## What is being asked
Extract each line from the records below that contains the string "测量管理".

## Supplied data
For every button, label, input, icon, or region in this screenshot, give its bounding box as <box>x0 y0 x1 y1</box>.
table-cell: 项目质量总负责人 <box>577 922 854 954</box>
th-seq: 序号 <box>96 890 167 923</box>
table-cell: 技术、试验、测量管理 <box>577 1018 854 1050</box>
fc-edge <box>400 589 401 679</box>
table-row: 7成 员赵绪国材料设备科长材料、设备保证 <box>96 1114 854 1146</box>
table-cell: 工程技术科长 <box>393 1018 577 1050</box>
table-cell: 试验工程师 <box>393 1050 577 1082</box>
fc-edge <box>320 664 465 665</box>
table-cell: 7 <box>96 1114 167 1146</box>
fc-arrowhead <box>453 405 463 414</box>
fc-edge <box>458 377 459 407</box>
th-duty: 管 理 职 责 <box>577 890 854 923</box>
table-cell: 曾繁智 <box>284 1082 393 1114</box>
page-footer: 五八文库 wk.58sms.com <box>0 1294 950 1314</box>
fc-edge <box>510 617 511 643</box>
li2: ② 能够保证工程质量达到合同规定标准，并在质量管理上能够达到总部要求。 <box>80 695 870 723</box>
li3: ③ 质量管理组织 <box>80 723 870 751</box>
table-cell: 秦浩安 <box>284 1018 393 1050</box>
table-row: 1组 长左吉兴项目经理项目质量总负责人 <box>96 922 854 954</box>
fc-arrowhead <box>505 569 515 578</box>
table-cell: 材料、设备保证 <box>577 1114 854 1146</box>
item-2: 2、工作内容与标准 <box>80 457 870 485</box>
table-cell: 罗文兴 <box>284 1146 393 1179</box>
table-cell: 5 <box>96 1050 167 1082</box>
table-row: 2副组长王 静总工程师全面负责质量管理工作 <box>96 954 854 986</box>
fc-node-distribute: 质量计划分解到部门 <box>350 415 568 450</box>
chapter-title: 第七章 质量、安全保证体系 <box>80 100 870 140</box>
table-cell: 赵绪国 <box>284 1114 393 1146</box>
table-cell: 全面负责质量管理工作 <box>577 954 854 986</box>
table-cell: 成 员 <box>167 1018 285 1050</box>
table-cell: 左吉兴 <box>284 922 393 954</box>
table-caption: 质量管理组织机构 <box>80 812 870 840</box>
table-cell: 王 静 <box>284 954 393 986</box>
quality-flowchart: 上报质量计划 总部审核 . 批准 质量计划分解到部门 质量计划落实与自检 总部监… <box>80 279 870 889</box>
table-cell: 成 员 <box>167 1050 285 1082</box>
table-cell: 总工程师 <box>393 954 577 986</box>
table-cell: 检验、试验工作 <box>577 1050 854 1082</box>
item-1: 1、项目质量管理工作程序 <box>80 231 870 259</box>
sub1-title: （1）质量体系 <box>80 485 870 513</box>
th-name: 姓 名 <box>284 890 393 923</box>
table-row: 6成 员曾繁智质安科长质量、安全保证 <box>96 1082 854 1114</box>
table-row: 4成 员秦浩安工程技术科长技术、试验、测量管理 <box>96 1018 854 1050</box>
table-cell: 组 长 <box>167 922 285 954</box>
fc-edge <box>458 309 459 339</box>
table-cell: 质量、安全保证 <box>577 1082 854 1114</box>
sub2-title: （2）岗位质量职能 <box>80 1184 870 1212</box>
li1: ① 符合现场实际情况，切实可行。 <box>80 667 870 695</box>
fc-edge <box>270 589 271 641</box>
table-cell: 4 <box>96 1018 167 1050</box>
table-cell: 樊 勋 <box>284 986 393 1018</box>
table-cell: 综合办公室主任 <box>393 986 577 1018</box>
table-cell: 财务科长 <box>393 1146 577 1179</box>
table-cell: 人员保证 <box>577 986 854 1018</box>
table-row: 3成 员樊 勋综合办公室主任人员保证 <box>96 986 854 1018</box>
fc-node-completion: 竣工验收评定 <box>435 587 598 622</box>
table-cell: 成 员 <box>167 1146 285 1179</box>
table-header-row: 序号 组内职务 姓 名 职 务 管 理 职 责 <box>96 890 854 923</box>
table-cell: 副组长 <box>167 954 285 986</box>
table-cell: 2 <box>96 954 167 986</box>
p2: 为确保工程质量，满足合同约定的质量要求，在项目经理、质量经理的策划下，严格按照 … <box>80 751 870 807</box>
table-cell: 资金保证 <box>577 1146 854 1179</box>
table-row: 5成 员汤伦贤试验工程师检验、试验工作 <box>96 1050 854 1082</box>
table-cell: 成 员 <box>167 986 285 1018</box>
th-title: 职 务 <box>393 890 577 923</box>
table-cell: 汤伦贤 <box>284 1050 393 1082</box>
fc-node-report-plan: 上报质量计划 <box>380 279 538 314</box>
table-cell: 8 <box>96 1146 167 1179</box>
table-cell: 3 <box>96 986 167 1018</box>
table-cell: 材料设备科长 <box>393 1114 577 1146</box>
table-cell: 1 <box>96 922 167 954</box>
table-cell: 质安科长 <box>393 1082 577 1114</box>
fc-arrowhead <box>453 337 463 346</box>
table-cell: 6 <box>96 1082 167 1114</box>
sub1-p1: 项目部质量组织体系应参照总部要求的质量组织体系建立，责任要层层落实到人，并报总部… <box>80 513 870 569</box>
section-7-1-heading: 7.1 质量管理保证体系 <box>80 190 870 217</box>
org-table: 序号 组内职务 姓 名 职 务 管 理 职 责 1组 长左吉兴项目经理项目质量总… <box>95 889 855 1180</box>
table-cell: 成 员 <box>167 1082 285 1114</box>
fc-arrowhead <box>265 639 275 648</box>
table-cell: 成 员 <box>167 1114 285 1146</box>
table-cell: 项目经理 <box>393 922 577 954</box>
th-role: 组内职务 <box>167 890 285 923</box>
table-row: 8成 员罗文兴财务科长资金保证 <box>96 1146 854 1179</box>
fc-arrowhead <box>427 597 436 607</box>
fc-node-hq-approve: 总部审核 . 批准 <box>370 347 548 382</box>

## Task answer
table-cell: 技术、试验、测量管理 <box>577 1018 854 1050</box>
table-row: 4成 员秦浩安工程技术科长技术、试验、测量管理 <box>96 1018 854 1050</box>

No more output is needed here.